*** RECORD EXCERPTS

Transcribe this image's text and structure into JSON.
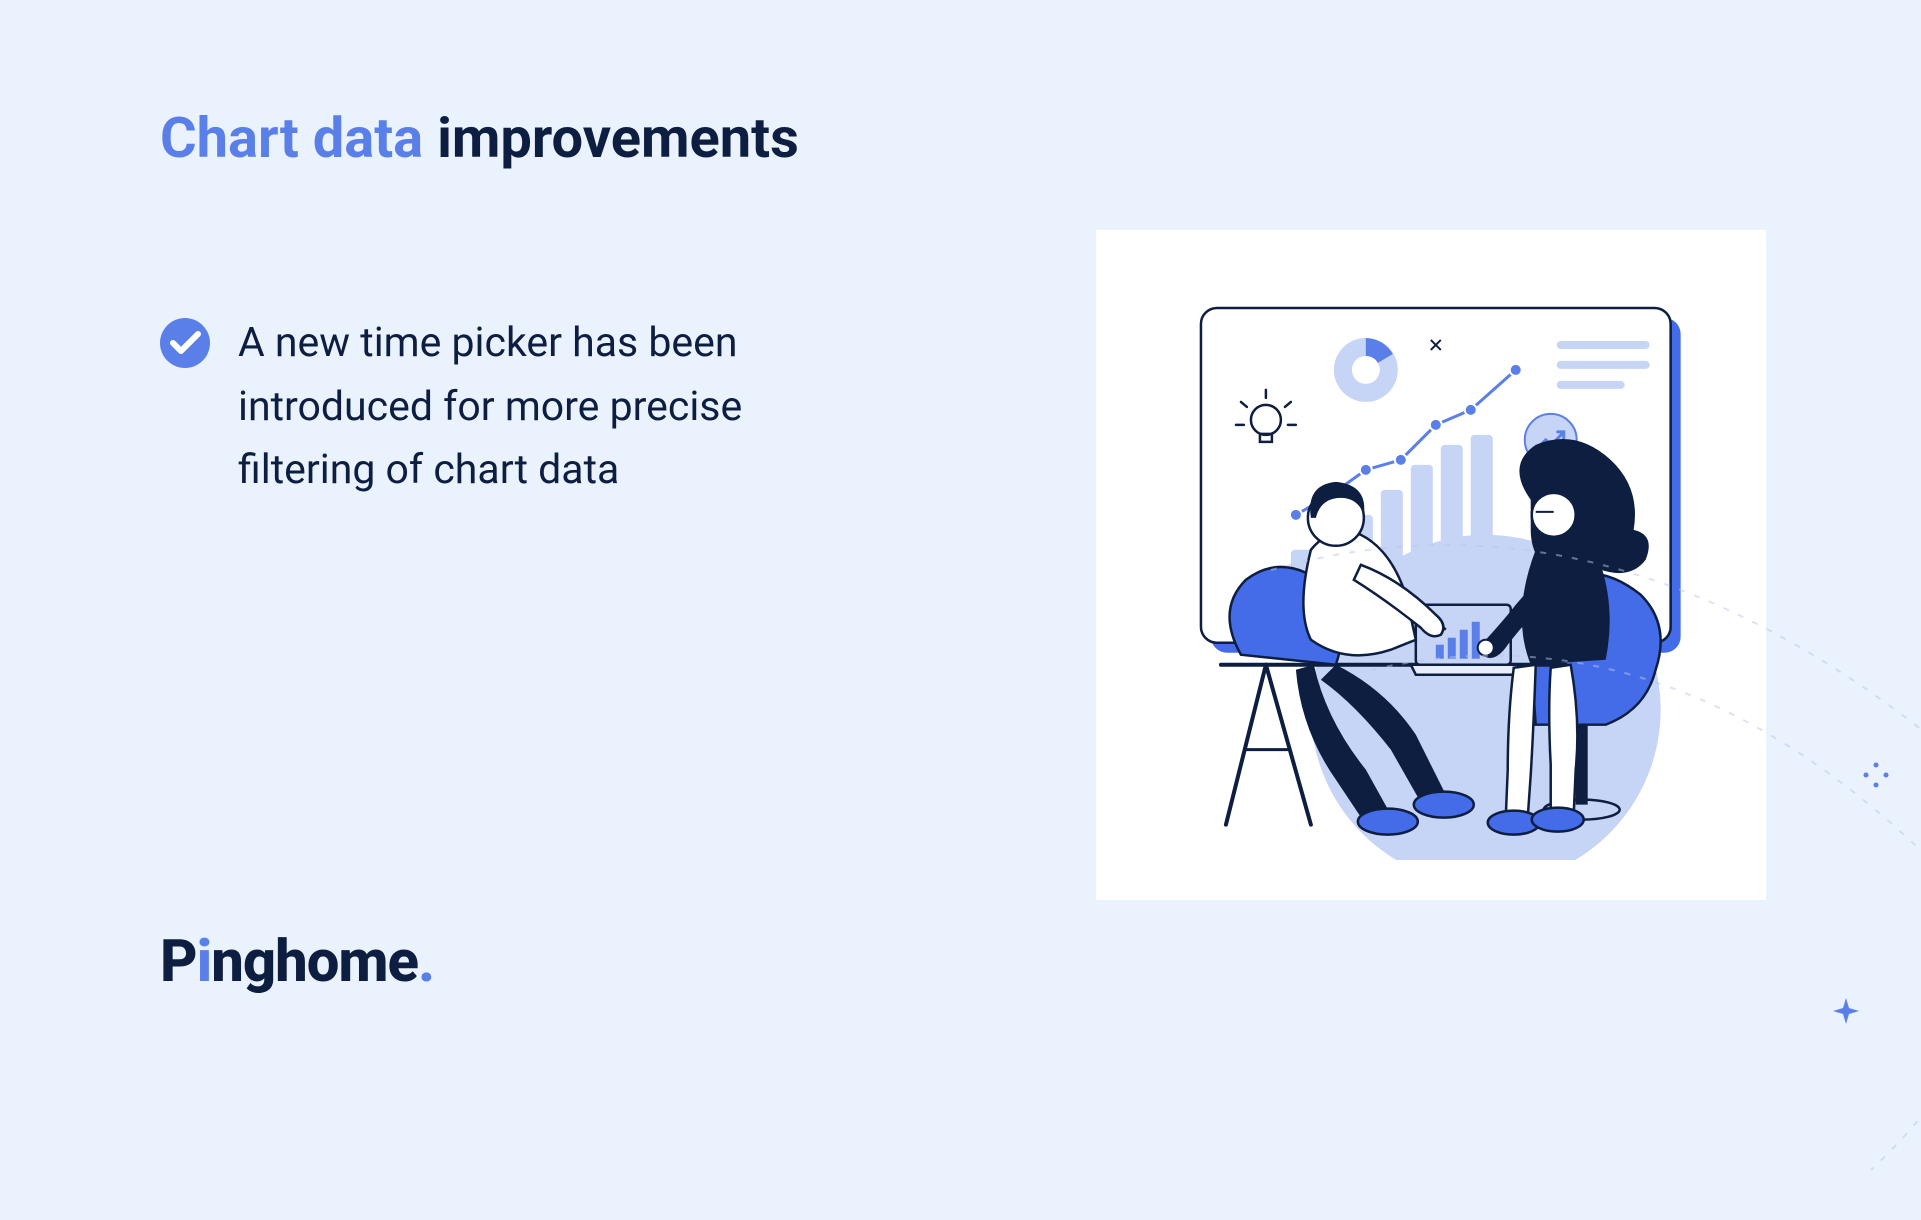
{
  "heading": {
    "highlight": "Chart data",
    "normal": "improvements"
  },
  "bullet": {
    "text": "A new time picker has been introduced for more precise filtering of chart data"
  },
  "logo": {
    "prefix": "P",
    "i_char": "i",
    "suffix": "nghome",
    "period": "."
  },
  "colors": {
    "background": "#EAF2FE",
    "accent": "#5B7FE8",
    "dark": "#0E1E40",
    "card": "#FFFFFF"
  }
}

******

-- WHAT TO WORK ON --
All records should be output exactly, with the pictures left out.

-- EXPECTED OUTPUT --
Transcribe this image's text and structure into JSON.
{
  "heading": {
    "highlight": "Chart data",
    "normal": "improvements"
  },
  "bullet": {
    "text": "A new time picker has been introduced for more precise filtering of chart data"
  },
  "logo": {
    "prefix": "P",
    "i_char": "i",
    "suffix": "nghome",
    "period": "."
  },
  "colors": {
    "background": "#EAF2FE",
    "accent": "#5B7FE8",
    "dark": "#0E1E40",
    "card": "#FFFFFF"
  }
}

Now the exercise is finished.